Data shown:
************

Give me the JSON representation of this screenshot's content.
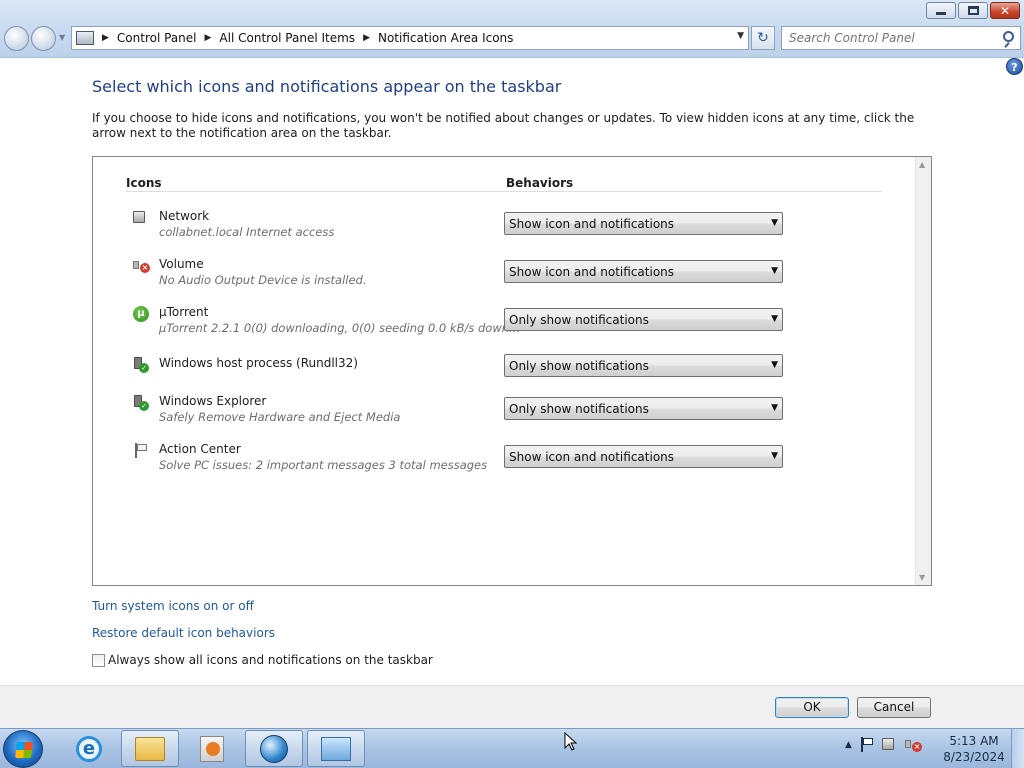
{
  "window": {
    "minimize_icon": "minimize-icon",
    "maximize_icon": "restore-icon",
    "close_icon": "close-icon"
  },
  "nav": {
    "breadcrumbs": [
      "Control Panel",
      "All Control Panel Items",
      "Notification Area Icons"
    ],
    "search_placeholder": "Search Control Panel",
    "refresh_glyph": "↻"
  },
  "help": {
    "label": "?"
  },
  "main": {
    "title": "Select which icons and notifications appear on the taskbar",
    "intro": "If you choose to hide icons and notifications, you won't be notified about changes or updates. To view hidden icons at any time, click the arrow next to the notification area on the taskbar.",
    "columns": {
      "icons": "Icons",
      "behaviors": "Behaviors"
    },
    "items": [
      {
        "name": "Network",
        "description": "collabnet.local Internet access",
        "behavior": "Show icon and notifications",
        "icon": "network-icon"
      },
      {
        "name": "Volume",
        "description": "No Audio Output Device is installed.",
        "behavior": "Show icon and notifications",
        "icon": "volume-muted-icon"
      },
      {
        "name": "µTorrent",
        "description": "µTorrent 2.2.1  0(0) downloading, 0(0) seeding  0.0 kB/s down...",
        "behavior": "Only show notifications",
        "icon": "utorrent-icon"
      },
      {
        "name": "Windows host process (Rundll32)",
        "description": "",
        "behavior": "Only show notifications",
        "icon": "device-check-icon"
      },
      {
        "name": "Windows Explorer",
        "description": "Safely Remove Hardware and Eject Media",
        "behavior": "Only show notifications",
        "icon": "device-check-icon"
      },
      {
        "name": "Action Center",
        "description": "Solve PC issues: 2 important messages  3 total messages",
        "behavior": "Show icon and notifications",
        "icon": "flag-icon"
      }
    ],
    "links": {
      "system_icons": "Turn system icons on or off",
      "restore_defaults": "Restore default icon behaviors"
    },
    "always_show": {
      "label": "Always show all icons and notifications on the taskbar",
      "checked": false
    }
  },
  "footer": {
    "ok": "OK",
    "cancel": "Cancel"
  },
  "taskbar": {
    "time": "5:13 AM",
    "date": "8/23/2024"
  },
  "colors": {
    "title_blue": "#1e3f8a",
    "link_blue": "#1f5aa5",
    "taskbar": "#a9c3e3"
  }
}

************

Exercise description:
Copy each line of the entries that includes the word "name".

Answer to this exercise:
        "name": "Network",
        "name": "Volume",
        "name": "µTorrent",
        "name": "Windows host process (Rundll32)",
        "name": "Windows Explorer",
        "name": "Action Center",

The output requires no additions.